In the lines below, find how many contain the word "Massenvernichtungswaffen" and report that figure alone.

● ● ● ●

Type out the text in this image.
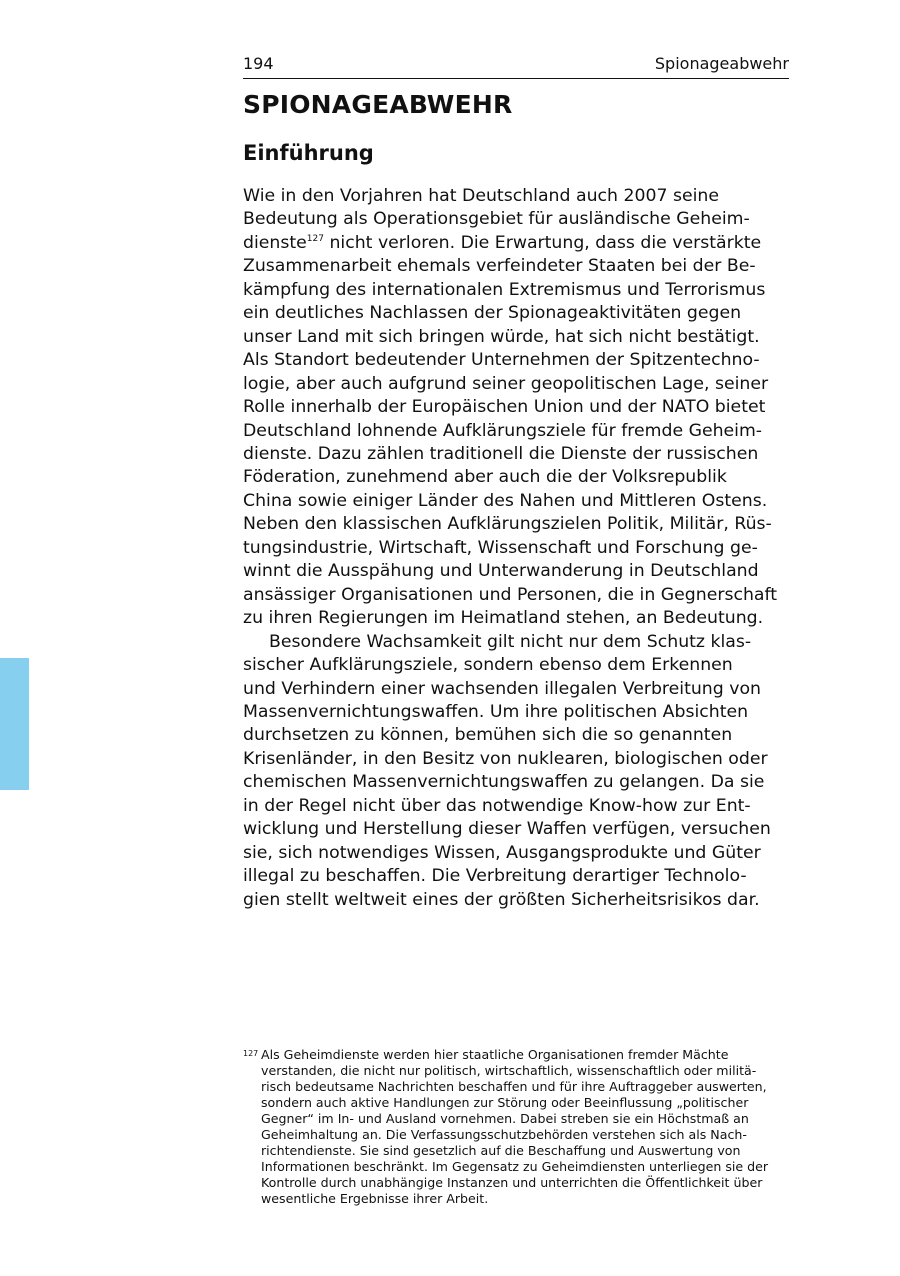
194	Spionageabwehr
SPIONAGEABWEHR
Einführung
Wie in den Vorjahren hat Deutschland auch 2007 seine
Bedeutung als Operationsgebiet für ausländische Geheim-
dienste$^{127}$ nicht verloren. Die Erwartung, dass die verstärkte
Zusammenarbeit ehemals verfeindeter Staaten bei der Be-
kämpfung des internationalen Extremismus und Terrorismus
ein deutliches Nachlassen der Spionageaktivitäten gegen
unser Land mit sich bringen würde, hat sich nicht bestätigt.
Als Standort bedeutender Unternehmen der Spitzentechno-
logie, aber auch aufgrund seiner geopolitischen Lage, seiner
Rolle innerhalb der Europäischen Union und der NATO bietet
Deutschland lohnende Aufklärungsziele für fremde Geheim-
dienste. Dazu zählen traditionell die Dienste der russischen
Föderation, zunehmend aber auch die der Volksrepublik
China sowie einiger Länder des Nahen und Mittleren Ostens.
Neben den klassischen Aufklärungszielen Politik, Militär, Rüs-
tungsindustrie, Wirtschaft, Wissenschaft und Forschung ge-
winnt die Ausspähung und Unterwanderung in Deutschland
ansässiger Organisationen und Personen, die in Gegnerschaft
zu ihren Regierungen im Heimatland stehen, an Bedeutung.
Besondere Wachsamkeit gilt nicht nur dem Schutz klas-
sischer Aufklärungsziele, sondern ebenso dem Erkennen
und Verhindern einer wachsenden illegalen Verbreitung von
Massenvernichtungswaffen. Um ihre politischen Absichten
durchsetzen zu können, bemühen sich die so genannten
Krisenländer, in den Besitz von nuklearen, biologischen oder
chemischen Massenvernichtungswaffen zu gelangen. Da sie
in der Regel nicht über das notwendige Know-how zur Ent-
wicklung und Herstellung dieser Waffen verfügen, versuchen
sie, sich notwendiges Wissen, Ausgangsprodukte und Güter
illegal zu beschaffen. Die Verbreitung derartiger Technolo-
gien stellt weltweit eines der größten Sicherheitsrisikos dar.
127 Als Geheimdienste werden hier staatliche Organisationen fremder Mächte
verstanden, die nicht nur politisch, wirtschaftlich, wissenschaftlich oder militä-
risch bedeutsame Nachrichten beschaffen und für ihre Auftraggeber auswerten,
sondern auch aktive Handlungen zur Störung oder Beeinflussung „politischer
Gegner“ im In- und Ausland vornehmen. Dabei streben sie ein Höchstmaß an
Geheimhaltung an. Die Verfassungsschutzbehörden verstehen sich als Nach-
richtendienste. Sie sind gesetzlich auf die Beschaffung und Auswertung von
Informationen beschränkt. Im Gegensatz zu Geheimdiensten unterliegen sie der
Kontrolle durch unabhängige Instanzen und unterrichten die Öffentlichkeit über
wesentliche Ergebnisse ihrer Arbeit.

● ● ● ●

→ Answer to this problem
2